■ EXERCISE BRIEF ■
Copy every line, leaving nothing out and adding nothing.

· · · · · · ·

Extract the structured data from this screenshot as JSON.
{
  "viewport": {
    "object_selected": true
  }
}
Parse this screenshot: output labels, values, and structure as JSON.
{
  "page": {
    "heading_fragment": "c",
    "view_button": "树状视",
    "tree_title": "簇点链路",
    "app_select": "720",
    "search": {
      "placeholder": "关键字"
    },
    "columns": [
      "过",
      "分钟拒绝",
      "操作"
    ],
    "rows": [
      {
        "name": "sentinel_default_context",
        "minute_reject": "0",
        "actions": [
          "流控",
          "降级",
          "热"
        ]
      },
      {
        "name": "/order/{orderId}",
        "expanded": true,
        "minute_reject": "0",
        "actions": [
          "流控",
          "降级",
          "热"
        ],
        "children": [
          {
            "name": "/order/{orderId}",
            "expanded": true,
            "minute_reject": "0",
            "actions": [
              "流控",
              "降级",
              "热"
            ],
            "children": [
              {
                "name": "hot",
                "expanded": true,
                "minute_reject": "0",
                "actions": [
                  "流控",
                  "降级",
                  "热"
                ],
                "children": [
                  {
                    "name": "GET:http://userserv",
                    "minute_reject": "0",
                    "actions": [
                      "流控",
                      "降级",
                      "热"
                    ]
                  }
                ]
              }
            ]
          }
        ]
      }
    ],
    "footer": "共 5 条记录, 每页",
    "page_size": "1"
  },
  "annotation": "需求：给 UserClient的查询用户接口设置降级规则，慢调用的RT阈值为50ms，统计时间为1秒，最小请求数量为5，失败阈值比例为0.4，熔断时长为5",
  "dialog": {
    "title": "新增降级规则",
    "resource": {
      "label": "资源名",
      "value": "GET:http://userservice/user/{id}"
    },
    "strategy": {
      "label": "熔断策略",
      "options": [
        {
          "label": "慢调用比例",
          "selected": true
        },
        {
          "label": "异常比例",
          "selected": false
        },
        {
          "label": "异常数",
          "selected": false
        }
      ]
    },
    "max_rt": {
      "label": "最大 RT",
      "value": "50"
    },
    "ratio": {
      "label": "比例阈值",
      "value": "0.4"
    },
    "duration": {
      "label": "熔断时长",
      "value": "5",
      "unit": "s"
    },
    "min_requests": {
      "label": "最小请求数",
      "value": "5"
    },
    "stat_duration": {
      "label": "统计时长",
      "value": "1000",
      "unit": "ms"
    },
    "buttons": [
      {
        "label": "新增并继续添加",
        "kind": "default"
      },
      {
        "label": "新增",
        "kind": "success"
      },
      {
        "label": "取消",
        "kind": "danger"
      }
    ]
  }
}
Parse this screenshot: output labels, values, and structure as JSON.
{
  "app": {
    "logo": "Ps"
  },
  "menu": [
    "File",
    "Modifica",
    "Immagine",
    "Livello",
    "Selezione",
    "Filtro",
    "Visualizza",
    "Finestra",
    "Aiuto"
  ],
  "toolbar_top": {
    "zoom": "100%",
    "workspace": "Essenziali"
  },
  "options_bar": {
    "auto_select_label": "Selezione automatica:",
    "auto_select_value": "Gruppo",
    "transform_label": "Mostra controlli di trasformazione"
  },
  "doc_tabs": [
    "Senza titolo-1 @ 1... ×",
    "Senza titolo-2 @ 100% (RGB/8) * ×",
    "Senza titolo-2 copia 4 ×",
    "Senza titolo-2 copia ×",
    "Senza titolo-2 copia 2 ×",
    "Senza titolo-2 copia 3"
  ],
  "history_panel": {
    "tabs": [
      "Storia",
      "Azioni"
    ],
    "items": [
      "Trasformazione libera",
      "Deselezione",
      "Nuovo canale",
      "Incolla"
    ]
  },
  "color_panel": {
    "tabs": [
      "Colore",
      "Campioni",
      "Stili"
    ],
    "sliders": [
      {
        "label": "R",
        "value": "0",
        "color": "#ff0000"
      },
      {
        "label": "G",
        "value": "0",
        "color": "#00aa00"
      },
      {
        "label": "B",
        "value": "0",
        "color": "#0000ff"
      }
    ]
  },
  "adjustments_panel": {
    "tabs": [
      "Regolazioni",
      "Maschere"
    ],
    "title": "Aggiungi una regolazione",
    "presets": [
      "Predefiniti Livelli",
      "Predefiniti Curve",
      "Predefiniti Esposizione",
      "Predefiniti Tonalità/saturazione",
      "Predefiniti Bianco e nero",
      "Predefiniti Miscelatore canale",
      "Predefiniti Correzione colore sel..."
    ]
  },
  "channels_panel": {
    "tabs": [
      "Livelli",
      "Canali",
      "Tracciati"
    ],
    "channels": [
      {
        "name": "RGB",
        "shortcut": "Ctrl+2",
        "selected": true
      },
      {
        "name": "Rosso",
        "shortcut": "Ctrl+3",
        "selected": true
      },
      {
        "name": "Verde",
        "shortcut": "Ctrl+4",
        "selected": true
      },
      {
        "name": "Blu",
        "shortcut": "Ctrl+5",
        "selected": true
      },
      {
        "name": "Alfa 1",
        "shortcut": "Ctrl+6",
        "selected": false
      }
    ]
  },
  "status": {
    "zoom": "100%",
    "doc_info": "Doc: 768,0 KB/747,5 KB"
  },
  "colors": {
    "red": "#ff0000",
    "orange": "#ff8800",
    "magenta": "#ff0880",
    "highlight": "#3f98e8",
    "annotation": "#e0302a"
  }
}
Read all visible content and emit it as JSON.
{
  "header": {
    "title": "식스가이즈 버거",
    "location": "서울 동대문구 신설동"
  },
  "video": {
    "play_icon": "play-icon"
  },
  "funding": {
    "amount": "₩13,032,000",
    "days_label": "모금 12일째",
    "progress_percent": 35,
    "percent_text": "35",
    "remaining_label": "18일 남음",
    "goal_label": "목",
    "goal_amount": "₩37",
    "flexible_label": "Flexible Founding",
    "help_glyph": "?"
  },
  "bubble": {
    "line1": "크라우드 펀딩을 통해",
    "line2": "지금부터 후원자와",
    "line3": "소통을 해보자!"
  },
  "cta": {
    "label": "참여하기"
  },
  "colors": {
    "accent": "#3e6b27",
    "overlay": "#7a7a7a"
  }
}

· · · · · · ·

■ RESULT BELOW ■
Extract the structured data from this screenshot as JSON.
{
  "viewport": {
    "object_selected": true
  }
}
Parse this screenshot: output labels, values, and structure as JSON.
{
  "page": {
    "heading_fragment": "c",
    "view_button": "树状视",
    "tree_title": "簇点链路",
    "app_select": "720",
    "search": {
      "placeholder": "关键字"
    },
    "columns": [
      "过",
      "分钟拒绝",
      "操作"
    ],
    "rows": [
      {
        "name": "sentinel_default_context",
        "minute_reject": "0",
        "actions": [
          "流控",
          "降级",
          "热"
        ]
      },
      {
        "name": "/order/{orderId}",
        "expanded": true,
        "minute_reject": "0",
        "actions": [
          "流控",
          "降级",
          "热"
        ],
        "children": [
          {
            "name": "/order/{orderId}",
            "expanded": true,
            "minute_reject": "0",
            "actions": [
              "流控",
              "降级",
              "热"
            ],
            "children": [
              {
                "name": "hot",
                "expanded": true,
                "minute_reject": "0",
                "actions": [
                  "流控",
                  "降级",
                  "热"
                ],
                "children": [
                  {
                    "name": "GET:http://userserv",
                    "minute_reject": "0",
                    "actions": [
                      "流控",
                      "降级",
                      "热"
                    ]
                  }
                ]
              }
            ]
          }
        ]
      }
    ],
    "footer": "共 5 条记录, 每页",
    "page_size": "1"
  },
  "annotation": "需求：给 UserClient的查询用户接口设置降级规则，慢调用的RT阈值为50ms，统计时间为1秒，最小请求数量为5，失败阈值比例为0.4，熔断时长为5",
  "dialog": {
    "title": "新增降级规则",
    "resource": {
      "label": "资源名",
      "value": "GET:http://userservice/user/{id}"
    },
    "strategy": {
      "label": "熔断策略",
      "options": [
        {
          "label": "慢调用比例",
          "selected": true
        },
        {
          "label": "异常比例",
          "selected": false
        },
        {
          "label": "异常数",
          "selected": false
        }
      ]
    },
    "max_rt": {
      "label": "最大 RT",
      "value": "50"
    },
    "ratio": {
      "label": "比例阈值",
      "value": "0.4"
    },
    "duration": {
      "label": "熔断时长",
      "value": "5",
      "unit": "s"
    },
    "min_requests": {
      "label": "最小请求数",
      "value": "5"
    },
    "stat_duration": {
      "label": "统计时长",
      "value": "1000",
      "unit": "ms"
    },
    "buttons": [
      {
        "label": "新增并继续添加",
        "kind": "default"
      },
      {
        "label": "新增",
        "kind": "success"
      },
      {
        "label": "取消",
        "kind": "danger"
      }
    ]
  }
}
Parse this screenshot: output labels, values, and structure as JSON.
{
  "app": {
    "logo": "Ps"
  },
  "menu": [
    "File",
    "Modifica",
    "Immagine",
    "Livello",
    "Selezione",
    "Filtro",
    "Visualizza",
    "Finestra",
    "Aiuto"
  ],
  "toolbar_top": {
    "zoom": "100%",
    "workspace": "Essenziali"
  },
  "options_bar": {
    "auto_select_label": "Selezione automatica:",
    "auto_select_value": "Gruppo",
    "transform_label": "Mostra controlli di trasformazione"
  },
  "doc_tabs": [
    "Senza titolo-1 @ 1... ×",
    "Senza titolo-2 @ 100% (RGB/8) * ×",
    "Senza titolo-2 copia 4 ×",
    "Senza titolo-2 copia ×",
    "Senza titolo-2 copia 2 ×",
    "Senza titolo-2 copia 3"
  ],
  "history_panel": {
    "tabs": [
      "Storia",
      "Azioni"
    ],
    "items": [
      "Trasformazione libera",
      "Deselezione",
      "Nuovo canale",
      "Incolla"
    ]
  },
  "color_panel": {
    "tabs": [
      "Colore",
      "Campioni",
      "Stili"
    ],
    "sliders": [
      {
        "label": "R",
        "value": "0",
        "color": "#ff0000"
      },
      {
        "label": "G",
        "value": "0",
        "color": "#00aa00"
      },
      {
        "label": "B",
        "value": "0",
        "color": "#0000ff"
      }
    ]
  },
  "adjustments_panel": {
    "tabs": [
      "Regolazioni",
      "Maschere"
    ],
    "title": "Aggiungi una regolazione",
    "presets": [
      "Predefiniti Livelli",
      "Predefiniti Curve",
      "Predefiniti Esposizione",
      "Predefiniti Tonalità/saturazione",
      "Predefiniti Bianco e nero",
      "Predefiniti Miscelatore canale",
      "Predefiniti Correzione colore sel..."
    ]
  },
  "channels_panel": {
    "tabs": [
      "Livelli",
      "Canali",
      "Tracciati"
    ],
    "channels": [
      {
        "name": "RGB",
        "shortcut": "Ctrl+2",
        "selected": true
      },
      {
        "name": "Rosso",
        "shortcut": "Ctrl+3",
        "selected": true
      },
      {
        "name": "Verde",
        "shortcut": "Ctrl+4",
        "selected": true
      },
      {
        "name": "Blu",
        "shortcut": "Ctrl+5",
        "selected": true
      },
      {
        "name": "Alfa 1",
        "shortcut": "Ctrl+6",
        "selected": false
      }
    ]
  },
  "status": {
    "zoom": "100%",
    "doc_info": "Doc: 768,0 KB/747,5 KB"
  },
  "colors": {
    "red": "#ff0000",
    "orange": "#ff8800",
    "magenta": "#ff0880",
    "highlight": "#3f98e8",
    "annotation": "#e0302a"
  }
}
Read all visible content and emit it as JSON.
{
  "header": {
    "title": "식스가이즈 버거",
    "location": "서울 동대문구 신설동"
  },
  "video": {
    "play_icon": "play-icon"
  },
  "funding": {
    "amount": "₩13,032,000",
    "days_label": "모금 12일째",
    "progress_percent": 35,
    "percent_text": "35",
    "remaining_label": "18일 남음",
    "goal_label": "목",
    "goal_amount": "₩37",
    "flexible_label": "Flexible Founding",
    "help_glyph": "?"
  },
  "bubble": {
    "line1": "크라우드 펀딩을 통해",
    "line2": "지금부터 후원자와",
    "line3": "소통을 해보자!"
  },
  "cta": {
    "label": "참여하기"
  },
  "colors": {
    "accent": "#3e6b27",
    "overlay": "#7a7a7a"
  }
}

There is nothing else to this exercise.